__Problem__. Output the data exactly, with every line intact.

__Dataset entries__.
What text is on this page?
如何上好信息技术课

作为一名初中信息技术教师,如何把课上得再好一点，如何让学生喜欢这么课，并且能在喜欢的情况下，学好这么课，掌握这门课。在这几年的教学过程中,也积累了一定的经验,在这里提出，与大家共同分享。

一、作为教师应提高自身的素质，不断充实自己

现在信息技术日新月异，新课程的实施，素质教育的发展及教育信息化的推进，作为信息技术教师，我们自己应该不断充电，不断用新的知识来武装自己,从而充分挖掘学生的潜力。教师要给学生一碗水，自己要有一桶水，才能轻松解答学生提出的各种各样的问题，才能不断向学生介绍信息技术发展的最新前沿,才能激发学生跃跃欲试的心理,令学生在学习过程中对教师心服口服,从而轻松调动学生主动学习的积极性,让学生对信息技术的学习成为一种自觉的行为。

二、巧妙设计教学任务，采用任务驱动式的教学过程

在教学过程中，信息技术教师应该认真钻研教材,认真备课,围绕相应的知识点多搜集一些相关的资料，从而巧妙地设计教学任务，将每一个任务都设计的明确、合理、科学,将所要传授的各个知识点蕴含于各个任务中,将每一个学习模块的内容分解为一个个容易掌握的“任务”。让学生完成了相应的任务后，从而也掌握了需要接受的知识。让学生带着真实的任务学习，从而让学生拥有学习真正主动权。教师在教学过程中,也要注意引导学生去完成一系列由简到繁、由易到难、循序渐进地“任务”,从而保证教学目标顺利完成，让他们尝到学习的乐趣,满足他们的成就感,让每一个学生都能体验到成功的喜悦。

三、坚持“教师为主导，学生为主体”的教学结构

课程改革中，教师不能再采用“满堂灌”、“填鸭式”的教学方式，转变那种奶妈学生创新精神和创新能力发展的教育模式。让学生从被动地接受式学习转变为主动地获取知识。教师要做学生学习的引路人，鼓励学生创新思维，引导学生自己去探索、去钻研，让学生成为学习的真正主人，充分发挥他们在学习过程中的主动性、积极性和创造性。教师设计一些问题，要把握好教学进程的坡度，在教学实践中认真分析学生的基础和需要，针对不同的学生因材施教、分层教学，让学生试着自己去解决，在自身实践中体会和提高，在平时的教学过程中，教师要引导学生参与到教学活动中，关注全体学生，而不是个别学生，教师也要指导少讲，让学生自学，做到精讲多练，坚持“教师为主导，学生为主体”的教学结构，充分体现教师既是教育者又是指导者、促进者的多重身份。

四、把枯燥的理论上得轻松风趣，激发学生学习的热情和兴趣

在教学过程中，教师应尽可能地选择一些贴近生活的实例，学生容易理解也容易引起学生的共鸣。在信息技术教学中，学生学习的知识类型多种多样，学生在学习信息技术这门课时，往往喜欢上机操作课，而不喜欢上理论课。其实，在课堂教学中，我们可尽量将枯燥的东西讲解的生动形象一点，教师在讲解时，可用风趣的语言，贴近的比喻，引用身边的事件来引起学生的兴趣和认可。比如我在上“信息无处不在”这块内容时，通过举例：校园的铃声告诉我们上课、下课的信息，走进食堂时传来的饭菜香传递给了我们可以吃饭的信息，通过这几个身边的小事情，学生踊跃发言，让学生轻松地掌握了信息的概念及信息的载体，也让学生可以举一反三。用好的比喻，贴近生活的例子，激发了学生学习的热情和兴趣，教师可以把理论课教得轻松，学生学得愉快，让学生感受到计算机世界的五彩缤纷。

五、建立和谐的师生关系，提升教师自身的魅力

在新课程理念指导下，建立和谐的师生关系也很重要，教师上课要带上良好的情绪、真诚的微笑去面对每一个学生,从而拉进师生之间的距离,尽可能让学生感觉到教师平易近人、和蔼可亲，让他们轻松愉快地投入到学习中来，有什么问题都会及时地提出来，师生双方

__Solution for this task__.
What text is on this page?
如何上好信息技术课

作为一名初中信息技术教师,如何把课上得再好一点，如何让学生喜欢这么课，并且能在喜欢的情况下，学好这么课，掌握这门课。在这几年的教学过程中,也积累了一定的经验,在这里提出，与大家共同分享。

一、作为教师应提高自身的素质，不断充实自己

现在信息技术日新月异，新课程的实施，素质教育的发展及教育信息化的推进，作为信息技术教师，我们自己应该不断充电，不断用新的知识来武装自己,从而充分挖掘学生的潜力。教师要给学生一碗水，自己要有一桶水，才能轻松解答学生提出的各种各样的问题，才能不断向学生介绍信息技术发展的最新前沿,才能激发学生跃跃欲试的心理,令学生在学习过程中对教师心服口服,从而轻松调动学生主动学习的积极性,让学生对信息技术的学习成为一种自觉的行为。

二、巧妙设计教学任务，采用任务驱动式的教学过程

在教学过程中，信息技术教师应该认真钻研教材,认真备课,围绕相应的知识点多搜集一些相关的资料，从而巧妙地设计教学任务，将每一个任务都设计的明确、合理、科学,将所要传授的各个知识点蕴含于各个任务中,将每一个学习模块的内容分解为一个个容易掌握的“任务”。让学生完成了相应的任务后，从而也掌握了需要接受的知识。让学生带着真实的任务学习，从而让学生拥有学习真正主动权。教师在教学过程中,也要注意引导学生去完成一系列由简到繁、由易到难、循序渐进地“任务”,从而保证教学目标顺利完成，让他们尝到学习的乐趣,满足他们的成就感,让每一个学生都能体验到成功的喜悦。

三、坚持“教师为主导，学生为主体”的教学结构

课程改革中，教师不能再采用“满堂灌”、“填鸭式”的教学方式，转变那种奶妈学生创新精神和创新能力发展的教育模式。让学生从被动地接受式学习转变为主动地获取知识。教师要做学生学习的引路人，鼓励学生创新思维，引导学生自己去探索、去钻研，让学生成为学习的真正主人，充分发挥他们在学习过程中的主动性、积极性和创造性。教师设计一些问题，要把握好教学进程的坡度，在教学实践中认真分析学生的基础和需要，针对不同的学生因材施教、分层教学，让学生试着自己去解决，在自身实践中体会和提高，在平时的教学过程中，教师要引导学生参与到教学活动中，关注全体学生，而不是个别学生，教师也要指导少讲，让学生自学，做到精讲多练，坚持“教师为主导，学生为主体”的教学结构，充分体现教师既是教育者又是指导者、促进者的多重身份。

四、把枯燥的理论上得轻松风趣，激发学生学习的热情和兴趣

在教学过程中，教师应尽可能地选择一些贴近生活的实例，学生容易理解也容易引起学生的共鸣。在信息技术教学中，学生学习的知识类型多种多样，学生在学习信息技术这门课时，往往喜欢上机操作课，而不喜欢上理论课。其实，在课堂教学中，我们可尽量将枯燥的东西讲解的生动形象一点，教师在讲解时，可用风趣的语言，贴近的比喻，引用身边的事件来引起学生的兴趣和认可。比如我在上“信息无处不在”这块内容时，通过举例：校园的铃声告诉我们上课、下课的信息，走进食堂时传来的饭菜香传递给了我们可以吃饭的信息，通过这几个身边的小事情，学生踊跃发言，让学生轻松地掌握了信息的概念及信息的载体，也让学生可以举一反三。用好的比喻，贴近生活的例子，激发了学生学习的热情和兴趣，教师可以把理论课教得轻松，学生学得愉快，让学生感受到计算机世界的五彩缤纷。

五、建立和谐的师生关系，提升教师自身的魅力

在新课程理念指导下，建立和谐的师生关系也很重要，教师上课要带上良好的情绪、真诚的微笑去面对每一个学生,从而拉进师生之间的距离,尽可能让学生感觉到教师平易近人、和蔼可亲，让他们轻松愉快地投入到学习中来，有什么问题都会及时地提出来，师生双方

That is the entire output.